Write out the line with "Serialize everything readable" and every later line through the end of the data below, exactly as given, with no pictures in the copy.
────
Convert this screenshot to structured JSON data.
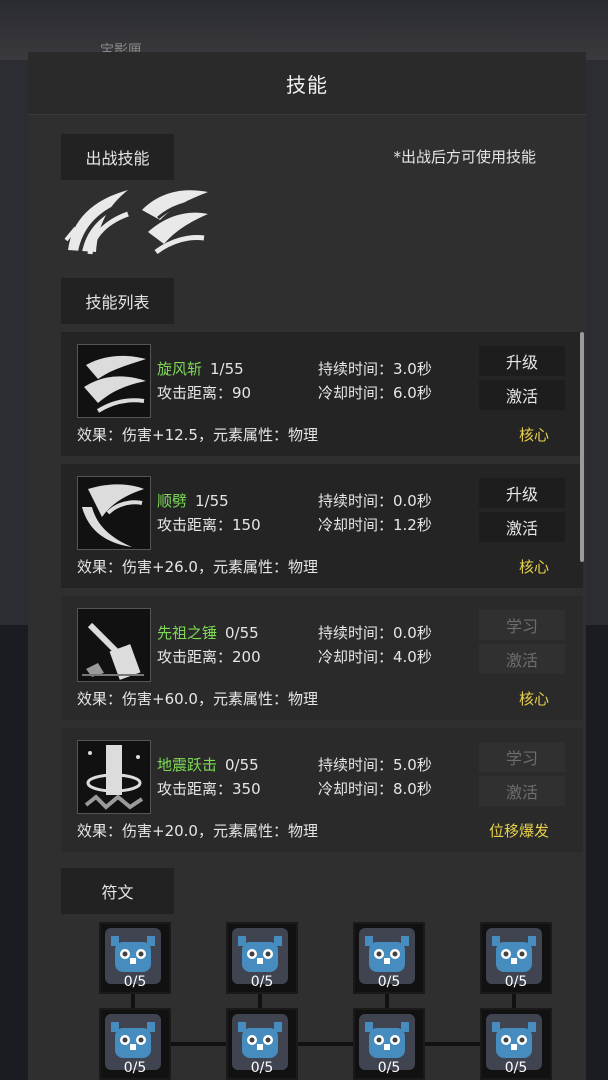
{
  "background": {
    "status_text": "宝影匣"
  },
  "dialog": {
    "title": "技能"
  },
  "battle_section": {
    "label": "出战技能",
    "hint": "*出战后方可使用技能",
    "equipped_icons": [
      "whirlwind-slash-icon",
      "wave-slash-icon"
    ]
  },
  "list_section": {
    "label": "技能列表"
  },
  "skills": [
    {
      "icon": "whirlwind-slash-icon",
      "name": "旋风斩",
      "level": "1/55",
      "range": "攻击距离：90",
      "duration": "持续时间：3.0秒",
      "cooldown": "冷却时间：6.0秒",
      "effect": "效果：伤害+12.5，元素属性：物理",
      "tag": "核心",
      "primary_action": "升级",
      "secondary_action": "激活",
      "locked": false
    },
    {
      "icon": "split-slash-icon",
      "name": "顺劈",
      "level": "1/55",
      "range": "攻击距离：150",
      "duration": "持续时间：0.0秒",
      "cooldown": "冷却时间：1.2秒",
      "effect": "效果：伤害+26.0，元素属性：物理",
      "tag": "核心",
      "primary_action": "升级",
      "secondary_action": "激活",
      "locked": false
    },
    {
      "icon": "hammer-icon",
      "name": "先祖之锤",
      "level": "0/55",
      "range": "攻击距离：200",
      "duration": "持续时间：0.0秒",
      "cooldown": "冷却时间：4.0秒",
      "effect": "效果：伤害+60.0，元素属性：物理",
      "tag": "核心",
      "primary_action": "学习",
      "secondary_action": "激活",
      "locked": true
    },
    {
      "icon": "earthquake-leap-icon",
      "name": "地震跃击",
      "level": "0/55",
      "range": "攻击距离：350",
      "duration": "持续时间：5.0秒",
      "cooldown": "冷却时间：8.0秒",
      "effect": "效果：伤害+20.0，元素属性：物理",
      "tag": "位移爆发",
      "primary_action": "学习",
      "secondary_action": "激活",
      "locked": true
    }
  ],
  "rune_section": {
    "label": "符文",
    "nodes": [
      {
        "icon": "godot-icon",
        "count": "0/5"
      },
      {
        "icon": "godot-icon",
        "count": "0/5"
      },
      {
        "icon": "godot-icon",
        "count": "0/5"
      },
      {
        "icon": "godot-icon",
        "count": "0/5"
      },
      {
        "icon": "godot-icon",
        "count": "0/5"
      },
      {
        "icon": "godot-icon",
        "count": "0/5"
      },
      {
        "icon": "godot-icon",
        "count": "0/5"
      },
      {
        "icon": "godot-icon",
        "count": "0/5"
      }
    ]
  },
  "colors": {
    "skill_name": "#7ed957",
    "tag": "#e8d24b",
    "panel": "#2f2f2f",
    "card": "#242424"
  }
}
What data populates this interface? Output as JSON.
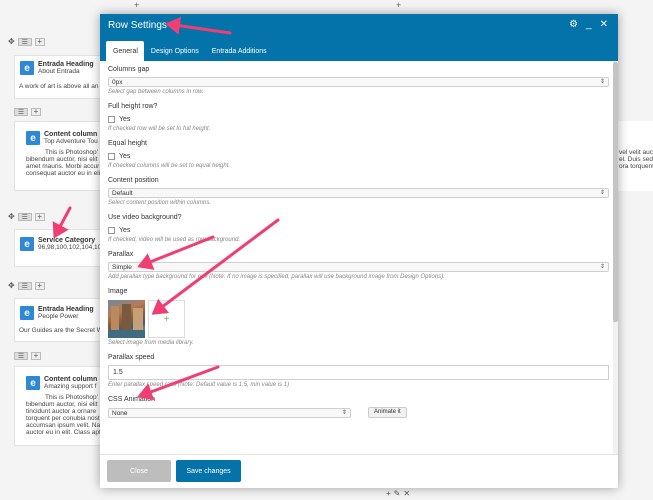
{
  "colors": {
    "accent": "#0473aa",
    "arrow": "#f03e72",
    "element_icon": "#2d88d8",
    "add_green": "#7ab04b"
  },
  "background": {
    "elements": [
      {
        "title": "Entrada Heading",
        "subtitle": "About Entrada"
      },
      {
        "title": "Content column",
        "subtitle": "Top Adventure Tou"
      },
      {
        "title": "Service Category",
        "subtitle": "96,98,100,102,104,10"
      },
      {
        "title": "Entrada Heading",
        "subtitle": "People Power"
      },
      {
        "title": "Content column",
        "subtitle": "Amazing support f"
      }
    ],
    "texts": {
      "about": "A work of art is above all an",
      "col1_l1": "This is Photoshop'",
      "col1_l2": "bibendum auctor, nisi elit",
      "col1_l3": "amet mauris. Morbi accur",
      "col1_l4": "consequat auctor eu in elit",
      "guides": "Our Guides are the Secret W",
      "col2_l1": "This is Photoshop'",
      "col2_l2": "bibendum auctor, nisi elit",
      "col2_l3": "tincidunt auctor a ornare",
      "col2_l4": "torquent per conubia nost",
      "col2_l5": "accumsan ipsum velit. Na",
      "col2_l6": "auctor eu in elit. Class aptent tacit so",
      "right_l1": "vel velit auctor",
      "right_l2": "el. Duis sed oc",
      "right_l3": "ora torquent"
    }
  },
  "modal": {
    "title": "Row Settings",
    "icons": [
      "gear-icon",
      "minimize-icon",
      "close-icon"
    ],
    "tabs": [
      {
        "label": "General",
        "active": true
      },
      {
        "label": "Design Options",
        "active": false
      },
      {
        "label": "Entrada Additions",
        "active": false
      }
    ],
    "fields": {
      "columns_gap": {
        "label": "Columns gap",
        "value": "0px",
        "hint": "Select gap between columns in row."
      },
      "full_height": {
        "label": "Full height row?",
        "option": "Yes",
        "hint": "If checked row will be set to full height."
      },
      "equal_height": {
        "label": "Equal height",
        "option": "Yes",
        "hint": "If checked columns will be set to equal height."
      },
      "content_position": {
        "label": "Content position",
        "value": "Default",
        "hint": "Select content position within columns."
      },
      "video_bg": {
        "label": "Use video background?",
        "option": "Yes",
        "hint": "If checked, video will be used as row background."
      },
      "parallax": {
        "label": "Parallax",
        "value": "Simple",
        "hint": "Add parallax type background for row (Note: If no image is specified, parallax will use background image from Design Options)."
      },
      "image": {
        "label": "Image",
        "hint": "Select image from media library."
      },
      "parallax_speed": {
        "label": "Parallax speed",
        "value": "1.5",
        "hint": "Enter parallax speed ratio (Note: Default value is 1.5, min value is 1)"
      },
      "css_animation": {
        "label": "CSS Animation",
        "value": "None",
        "button": "Animate it"
      }
    },
    "footer": {
      "close": "Close",
      "save": "Save changes"
    }
  }
}
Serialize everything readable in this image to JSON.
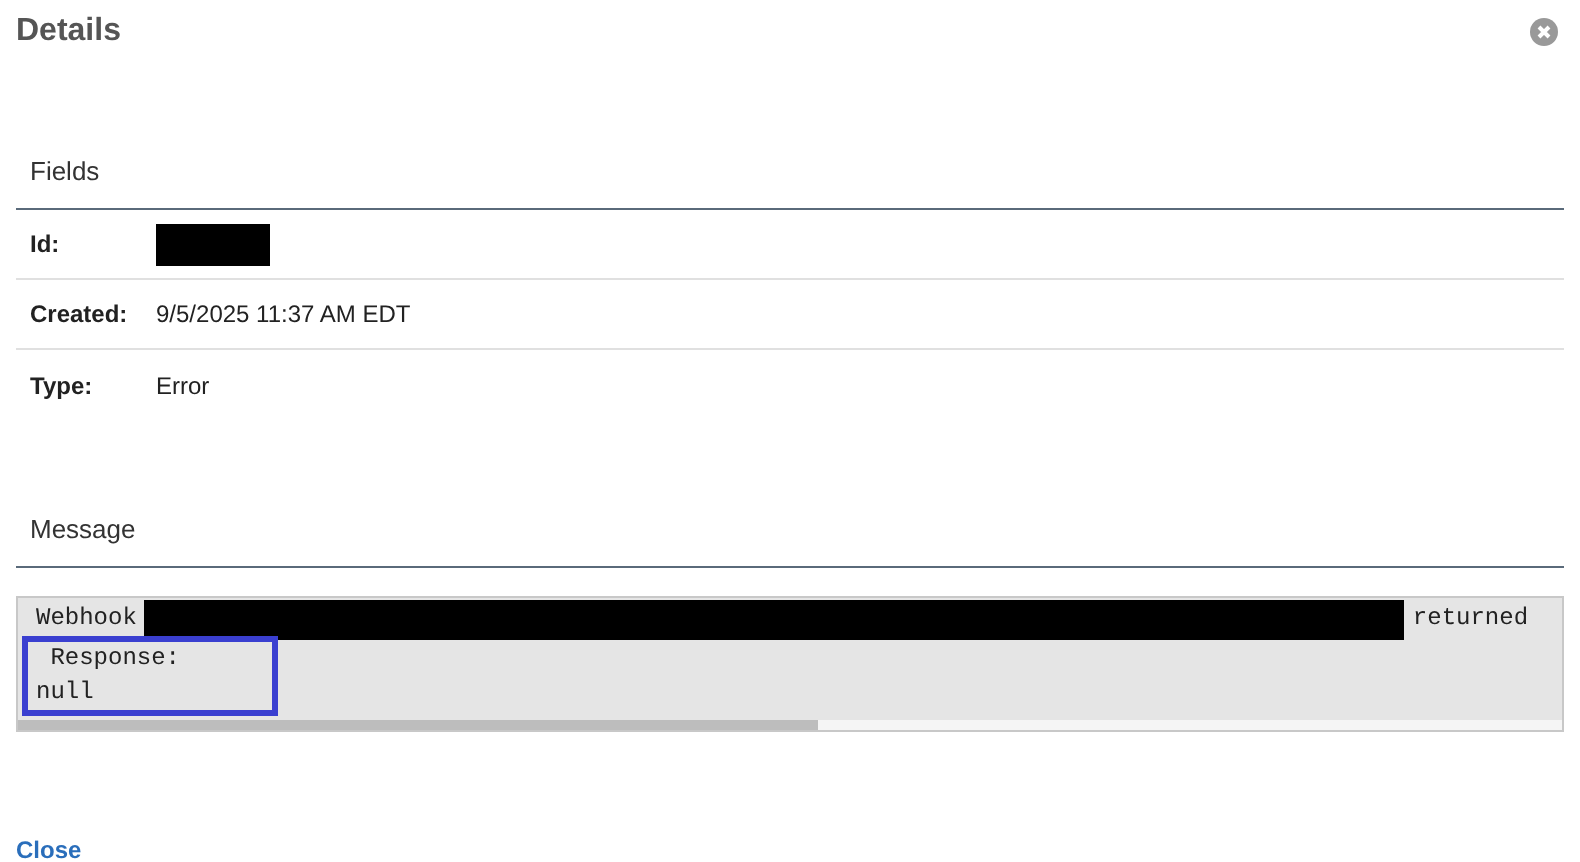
{
  "dialog": {
    "title": "Details"
  },
  "fields": {
    "heading": "Fields",
    "rows": [
      {
        "label": "Id:",
        "kind": "redacted"
      },
      {
        "label": "Created:",
        "kind": "text",
        "value": "9/5/2025 11:37 AM EDT"
      },
      {
        "label": "Type:",
        "kind": "text",
        "value": "Error"
      }
    ]
  },
  "message": {
    "heading": "Message",
    "lines": [
      {
        "highlighted": false,
        "parts": [
          {
            "kind": "text",
            "text": "Webhook"
          },
          {
            "kind": "redacted"
          },
          {
            "kind": "text",
            "text": "returned"
          }
        ]
      },
      {
        "highlighted": true,
        "parts": [
          {
            "kind": "text",
            "text": " Response:"
          }
        ]
      },
      {
        "highlighted": true,
        "parts": [
          {
            "kind": "text",
            "text": "null"
          }
        ]
      }
    ]
  },
  "close_link": "Close"
}
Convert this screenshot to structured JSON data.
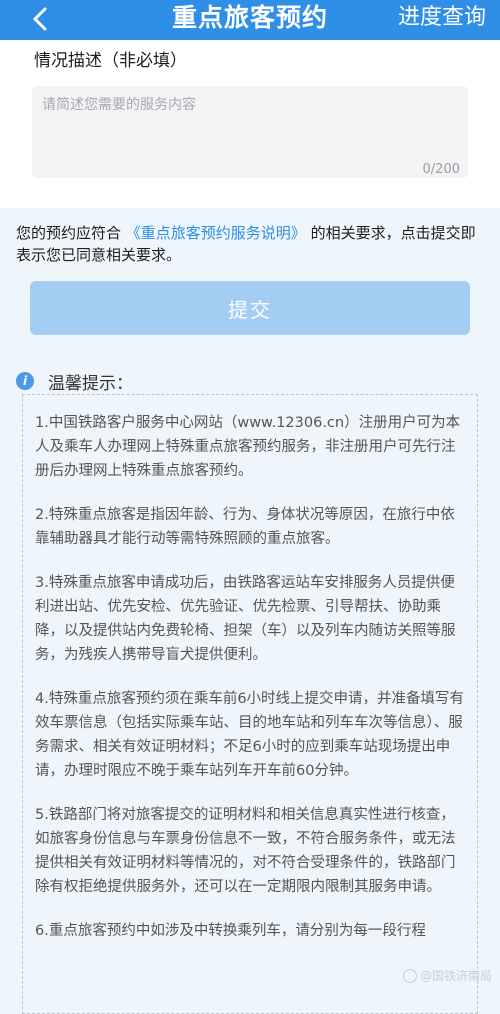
{
  "header": {
    "title": "重点旅客预约",
    "progress_label": "进度查询",
    "back_icon": "chevron-left-icon"
  },
  "form": {
    "field_label": "情况描述（非必填）",
    "placeholder": "请简述您需要的服务内容",
    "value": "",
    "counter": "0/200"
  },
  "agreement": {
    "prefix": "您的预约应符合",
    "link": "《重点旅客预约服务说明》",
    "suffix": "的相关要求，点击提交即表示您已同意相关要求。"
  },
  "submit_label": "提交",
  "tips": {
    "title": "温馨提示：",
    "items": [
      "1.中国铁路客户服务中心网站（www.12306.cn）注册用户可为本人及乘车人办理网上特殊重点旅客预约服务，非注册用户可先行注册后办理网上特殊重点旅客预约。",
      "2.特殊重点旅客是指因年龄、行为、身体状况等原因，在旅行中依靠辅助器具才能行动等需特殊照顾的重点旅客。",
      "3.特殊重点旅客申请成功后，由铁路客运站车安排服务人员提供便利进出站、优先安检、优先验证、优先检票、引导帮扶、协助乘降，以及提供站内免费轮椅、担架（车）以及列车内随访关照等服务，为残疾人携带导盲犬提供便利。",
      "4.特殊重点旅客预约须在乘车前6小时线上提交申请，并准备填写有效车票信息（包括实际乘车站、目的地车站和列车车次等信息）、服务需求、相关有效证明材料；不足6小时的应到乘车站现场提出申请，办理时限应不晚于乘车站列车开车前60分钟。",
      "5.铁路部门将对旅客提交的证明材料和相关信息真实性进行核查，如旅客身份信息与车票身份信息不一致，不符合服务条件，或无法提供相关有效证明材料等情况的，对不符合受理条件的，铁路部门除有权拒绝提供服务外，还可以在一定期限内限制其服务申请。",
      "6.重点旅客预约中如涉及中转换乘列车，请分别为每一段行程"
    ]
  },
  "watermark": "@国铁济南局"
}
────
ANSWER TO THIS PROBLEM ->
Serialize everything readable in this image to JSON.
{
  "dialog": {
    "title": "Details"
  },
  "fields": {
    "heading": "Fields",
    "rows": [
      {
        "label": "Id:",
        "kind": "redacted"
      },
      {
        "label": "Created:",
        "kind": "text",
        "value": "9/5/2025 11:37 AM EDT"
      },
      {
        "label": "Type:",
        "kind": "text",
        "value": "Error"
      }
    ]
  },
  "message": {
    "heading": "Message",
    "lines": [
      {
        "highlighted": false,
        "parts": [
          {
            "kind": "text",
            "text": "Webhook"
          },
          {
            "kind": "redacted"
          },
          {
            "kind": "text",
            "text": "returned"
          }
        ]
      },
      {
        "highlighted": true,
        "parts": [
          {
            "kind": "text",
            "text": " Response:"
          }
        ]
      },
      {
        "highlighted": true,
        "parts": [
          {
            "kind": "text",
            "text": "null"
          }
        ]
      }
    ]
  },
  "close_link": "Close"
}
Convert this screenshot to structured JSON data.
{
  "header": {
    "title": "重点旅客预约",
    "progress_label": "进度查询",
    "back_icon": "chevron-left-icon"
  },
  "form": {
    "field_label": "情况描述（非必填）",
    "placeholder": "请简述您需要的服务内容",
    "value": "",
    "counter": "0/200"
  },
  "agreement": {
    "prefix": "您的预约应符合",
    "link": "《重点旅客预约服务说明》",
    "suffix": "的相关要求，点击提交即表示您已同意相关要求。"
  },
  "submit_label": "提交",
  "tips": {
    "title": "温馨提示：",
    "items": [
      "1.中国铁路客户服务中心网站（www.12306.cn）注册用户可为本人及乘车人办理网上特殊重点旅客预约服务，非注册用户可先行注册后办理网上特殊重点旅客预约。",
      "2.特殊重点旅客是指因年龄、行为、身体状况等原因，在旅行中依靠辅助器具才能行动等需特殊照顾的重点旅客。",
      "3.特殊重点旅客申请成功后，由铁路客运站车安排服务人员提供便利进出站、优先安检、优先验证、优先检票、引导帮扶、协助乘降，以及提供站内免费轮椅、担架（车）以及列车内随访关照等服务，为残疾人携带导盲犬提供便利。",
      "4.特殊重点旅客预约须在乘车前6小时线上提交申请，并准备填写有效车票信息（包括实际乘车站、目的地车站和列车车次等信息）、服务需求、相关有效证明材料；不足6小时的应到乘车站现场提出申请，办理时限应不晚于乘车站列车开车前60分钟。",
      "5.铁路部门将对旅客提交的证明材料和相关信息真实性进行核查，如旅客身份信息与车票身份信息不一致，不符合服务条件，或无法提供相关有效证明材料等情况的，对不符合受理条件的，铁路部门除有权拒绝提供服务外，还可以在一定期限内限制其服务申请。",
      "6.重点旅客预约中如涉及中转换乘列车，请分别为每一段行程"
    ]
  },
  "watermark": "@国铁济南局"
}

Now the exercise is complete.